**Written request:**
Repeat the lines below exactly as they appear, but leave out the images.

**Excerpted data:**
★ ★ ★ ★ ★
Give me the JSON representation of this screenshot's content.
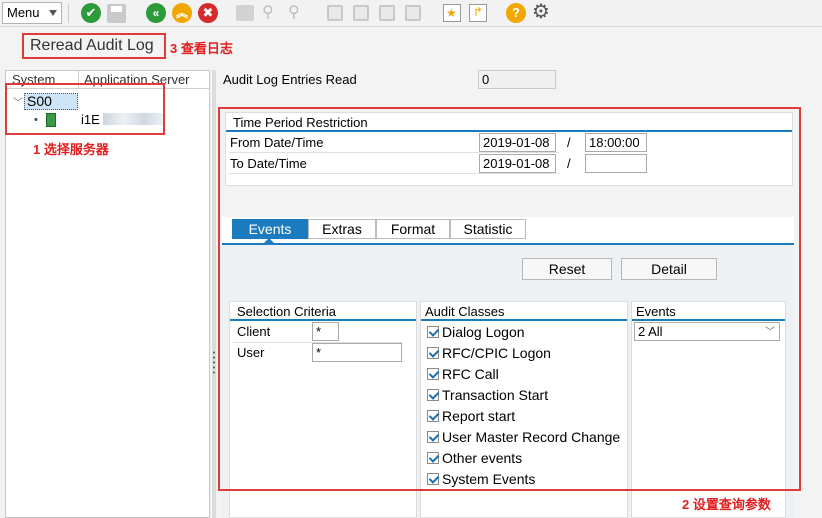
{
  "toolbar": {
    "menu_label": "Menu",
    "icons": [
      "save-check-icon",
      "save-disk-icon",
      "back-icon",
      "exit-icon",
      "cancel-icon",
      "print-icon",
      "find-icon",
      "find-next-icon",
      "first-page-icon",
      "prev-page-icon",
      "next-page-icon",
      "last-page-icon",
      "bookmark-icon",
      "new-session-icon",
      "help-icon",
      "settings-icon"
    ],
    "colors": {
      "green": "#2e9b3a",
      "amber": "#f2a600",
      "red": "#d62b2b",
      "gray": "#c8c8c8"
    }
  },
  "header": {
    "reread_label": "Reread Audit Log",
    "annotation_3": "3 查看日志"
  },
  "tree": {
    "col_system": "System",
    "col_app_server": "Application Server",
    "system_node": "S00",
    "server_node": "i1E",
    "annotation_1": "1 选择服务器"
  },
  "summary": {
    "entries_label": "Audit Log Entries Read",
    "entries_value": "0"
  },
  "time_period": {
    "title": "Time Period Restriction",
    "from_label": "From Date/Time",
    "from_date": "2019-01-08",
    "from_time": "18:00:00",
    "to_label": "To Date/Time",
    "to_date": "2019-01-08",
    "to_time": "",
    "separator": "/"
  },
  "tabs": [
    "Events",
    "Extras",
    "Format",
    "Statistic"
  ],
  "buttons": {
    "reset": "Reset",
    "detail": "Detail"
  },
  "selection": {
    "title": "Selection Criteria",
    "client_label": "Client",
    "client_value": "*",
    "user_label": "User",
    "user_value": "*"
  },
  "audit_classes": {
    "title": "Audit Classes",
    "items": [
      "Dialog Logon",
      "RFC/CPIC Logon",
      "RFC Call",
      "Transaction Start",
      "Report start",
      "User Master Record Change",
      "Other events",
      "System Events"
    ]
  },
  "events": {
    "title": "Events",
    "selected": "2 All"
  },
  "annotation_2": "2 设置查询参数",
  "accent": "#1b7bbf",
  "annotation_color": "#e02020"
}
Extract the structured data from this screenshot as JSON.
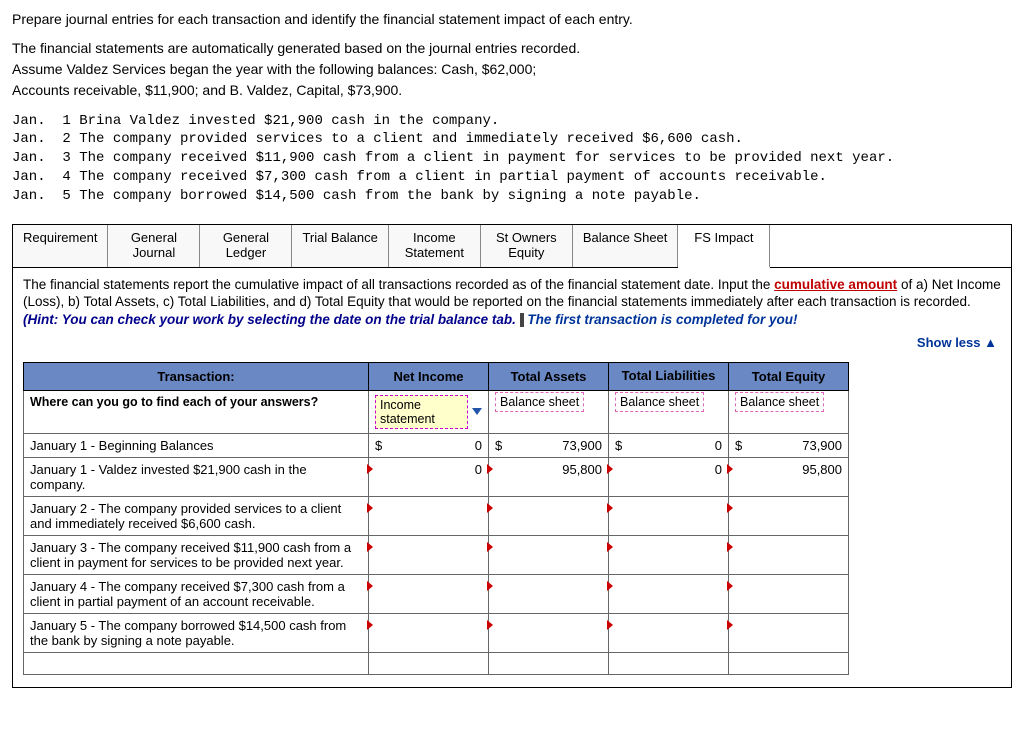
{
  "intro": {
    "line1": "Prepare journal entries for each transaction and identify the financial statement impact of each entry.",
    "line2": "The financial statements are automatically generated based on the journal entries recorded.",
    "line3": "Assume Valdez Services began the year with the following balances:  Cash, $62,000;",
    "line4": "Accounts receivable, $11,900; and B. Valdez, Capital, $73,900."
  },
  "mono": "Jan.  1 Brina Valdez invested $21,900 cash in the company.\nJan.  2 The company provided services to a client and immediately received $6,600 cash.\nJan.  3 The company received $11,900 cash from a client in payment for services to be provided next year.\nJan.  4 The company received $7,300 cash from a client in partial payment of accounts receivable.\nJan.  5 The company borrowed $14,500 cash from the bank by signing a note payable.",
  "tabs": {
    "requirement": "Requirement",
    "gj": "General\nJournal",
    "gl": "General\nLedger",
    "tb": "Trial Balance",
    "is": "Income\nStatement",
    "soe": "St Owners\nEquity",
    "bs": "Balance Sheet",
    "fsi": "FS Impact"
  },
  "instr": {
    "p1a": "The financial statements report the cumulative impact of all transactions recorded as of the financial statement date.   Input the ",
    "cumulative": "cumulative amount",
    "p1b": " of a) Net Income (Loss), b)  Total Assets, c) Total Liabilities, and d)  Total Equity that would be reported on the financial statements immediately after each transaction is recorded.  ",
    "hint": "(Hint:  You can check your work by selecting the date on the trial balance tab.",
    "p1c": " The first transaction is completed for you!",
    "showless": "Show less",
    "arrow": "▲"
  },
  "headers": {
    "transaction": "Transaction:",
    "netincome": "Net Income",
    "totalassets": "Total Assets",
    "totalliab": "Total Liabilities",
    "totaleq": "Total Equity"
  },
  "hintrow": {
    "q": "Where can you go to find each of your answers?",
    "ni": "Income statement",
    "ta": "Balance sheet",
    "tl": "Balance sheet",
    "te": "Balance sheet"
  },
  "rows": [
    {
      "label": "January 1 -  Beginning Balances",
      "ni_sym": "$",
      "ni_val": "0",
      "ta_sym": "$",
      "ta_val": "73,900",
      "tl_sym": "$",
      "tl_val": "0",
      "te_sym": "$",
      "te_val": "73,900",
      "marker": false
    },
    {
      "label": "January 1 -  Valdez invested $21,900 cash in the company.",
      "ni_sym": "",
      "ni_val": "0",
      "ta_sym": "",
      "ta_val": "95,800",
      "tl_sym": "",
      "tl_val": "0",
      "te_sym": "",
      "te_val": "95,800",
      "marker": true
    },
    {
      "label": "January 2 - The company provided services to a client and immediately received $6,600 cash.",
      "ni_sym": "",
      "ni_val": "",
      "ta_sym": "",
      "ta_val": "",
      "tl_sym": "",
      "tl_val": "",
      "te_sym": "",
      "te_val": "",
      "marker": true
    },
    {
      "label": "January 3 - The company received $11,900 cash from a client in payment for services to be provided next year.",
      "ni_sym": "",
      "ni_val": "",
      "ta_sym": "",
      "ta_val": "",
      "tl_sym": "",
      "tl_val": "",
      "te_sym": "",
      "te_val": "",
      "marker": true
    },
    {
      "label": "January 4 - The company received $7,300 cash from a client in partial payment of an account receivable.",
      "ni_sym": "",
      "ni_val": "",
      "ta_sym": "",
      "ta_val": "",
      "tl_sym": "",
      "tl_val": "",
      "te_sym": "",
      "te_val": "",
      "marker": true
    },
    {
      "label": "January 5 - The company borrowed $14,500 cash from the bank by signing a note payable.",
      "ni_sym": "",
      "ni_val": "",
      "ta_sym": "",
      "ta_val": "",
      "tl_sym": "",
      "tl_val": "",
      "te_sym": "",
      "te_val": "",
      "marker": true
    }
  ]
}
★ ★ ★ ★ ★
**Written reply:**
Give me the JSON representation of this screenshot's content.
{
  "toolbar": {
    "menu_label": "Menu",
    "icons": [
      "save-check-icon",
      "save-disk-icon",
      "back-icon",
      "exit-icon",
      "cancel-icon",
      "print-icon",
      "find-icon",
      "find-next-icon",
      "first-page-icon",
      "prev-page-icon",
      "next-page-icon",
      "last-page-icon",
      "bookmark-icon",
      "new-session-icon",
      "help-icon",
      "settings-icon"
    ],
    "colors": {
      "green": "#2e9b3a",
      "amber": "#f2a600",
      "red": "#d62b2b",
      "gray": "#c8c8c8"
    }
  },
  "header": {
    "reread_label": "Reread Audit Log",
    "annotation_3": "3 查看日志"
  },
  "tree": {
    "col_system": "System",
    "col_app_server": "Application Server",
    "system_node": "S00",
    "server_node": "i1E",
    "annotation_1": "1 选择服务器"
  },
  "summary": {
    "entries_label": "Audit Log Entries Read",
    "entries_value": "0"
  },
  "time_period": {
    "title": "Time Period Restriction",
    "from_label": "From Date/Time",
    "from_date": "2019-01-08",
    "from_time": "18:00:00",
    "to_label": "To Date/Time",
    "to_date": "2019-01-08",
    "to_time": "",
    "separator": "/"
  },
  "tabs": [
    "Events",
    "Extras",
    "Format",
    "Statistic"
  ],
  "buttons": {
    "reset": "Reset",
    "detail": "Detail"
  },
  "selection": {
    "title": "Selection Criteria",
    "client_label": "Client",
    "client_value": "*",
    "user_label": "User",
    "user_value": "*"
  },
  "audit_classes": {
    "title": "Audit Classes",
    "items": [
      "Dialog Logon",
      "RFC/CPIC Logon",
      "RFC Call",
      "Transaction Start",
      "Report start",
      "User Master Record Change",
      "Other events",
      "System Events"
    ]
  },
  "events": {
    "title": "Events",
    "selected": "2 All"
  },
  "annotation_2": "2 设置查询参数",
  "accent": "#1b7bbf",
  "annotation_color": "#e02020"
}
Extract the structured data from this screenshot as JSON.
{
  "intro": {
    "line1": "Prepare journal entries for each transaction and identify the financial statement impact of each entry.",
    "line2": "The financial statements are automatically generated based on the journal entries recorded.",
    "line3": "Assume Valdez Services began the year with the following balances:  Cash, $62,000;",
    "line4": "Accounts receivable, $11,900; and B. Valdez, Capital, $73,900."
  },
  "mono": "Jan.  1 Brina Valdez invested $21,900 cash in the company.\nJan.  2 The company provided services to a client and immediately received $6,600 cash.\nJan.  3 The company received $11,900 cash from a client in payment for services to be provided next year.\nJan.  4 The company received $7,300 cash from a client in partial payment of accounts receivable.\nJan.  5 The company borrowed $14,500 cash from the bank by signing a note payable.",
  "tabs": {
    "requirement": "Requirement",
    "gj": "General\nJournal",
    "gl": "General\nLedger",
    "tb": "Trial Balance",
    "is": "Income\nStatement",
    "soe": "St Owners\nEquity",
    "bs": "Balance Sheet",
    "fsi": "FS Impact"
  },
  "instr": {
    "p1a": "The financial statements report the cumulative impact of all transactions recorded as of the financial statement date.   Input the ",
    "cumulative": "cumulative amount",
    "p1b": " of a) Net Income (Loss), b)  Total Assets, c) Total Liabilities, and d)  Total Equity that would be reported on the financial statements immediately after each transaction is recorded.  ",
    "hint": "(Hint:  You can check your work by selecting the date on the trial balance tab.",
    "p1c": " The first transaction is completed for you!",
    "showless": "Show less",
    "arrow": "▲"
  },
  "headers": {
    "transaction": "Transaction:",
    "netincome": "Net Income",
    "totalassets": "Total Assets",
    "totalliab": "Total Liabilities",
    "totaleq": "Total Equity"
  },
  "hintrow": {
    "q": "Where can you go to find each of your answers?",
    "ni": "Income statement",
    "ta": "Balance sheet",
    "tl": "Balance sheet",
    "te": "Balance sheet"
  },
  "rows": [
    {
      "label": "January 1 -  Beginning Balances",
      "ni_sym": "$",
      "ni_val": "0",
      "ta_sym": "$",
      "ta_val": "73,900",
      "tl_sym": "$",
      "tl_val": "0",
      "te_sym": "$",
      "te_val": "73,900",
      "marker": false
    },
    {
      "label": "January 1 -  Valdez invested $21,900 cash in the company.",
      "ni_sym": "",
      "ni_val": "0",
      "ta_sym": "",
      "ta_val": "95,800",
      "tl_sym": "",
      "tl_val": "0",
      "te_sym": "",
      "te_val": "95,800",
      "marker": true
    },
    {
      "label": "January 2 - The company provided services to a client and immediately received $6,600 cash.",
      "ni_sym": "",
      "ni_val": "",
      "ta_sym": "",
      "ta_val": "",
      "tl_sym": "",
      "tl_val": "",
      "te_sym": "",
      "te_val": "",
      "marker": true
    },
    {
      "label": "January 3 - The company received $11,900 cash from a client in payment for services to be provided next year.",
      "ni_sym": "",
      "ni_val": "",
      "ta_sym": "",
      "ta_val": "",
      "tl_sym": "",
      "tl_val": "",
      "te_sym": "",
      "te_val": "",
      "marker": true
    },
    {
      "label": "January 4 - The company received $7,300 cash from a client in partial payment of an account receivable.",
      "ni_sym": "",
      "ni_val": "",
      "ta_sym": "",
      "ta_val": "",
      "tl_sym": "",
      "tl_val": "",
      "te_sym": "",
      "te_val": "",
      "marker": true
    },
    {
      "label": "January 5 - The company borrowed $14,500 cash from the bank by signing a note payable.",
      "ni_sym": "",
      "ni_val": "",
      "ta_sym": "",
      "ta_val": "",
      "tl_sym": "",
      "tl_val": "",
      "te_sym": "",
      "te_val": "",
      "marker": true
    }
  ]
}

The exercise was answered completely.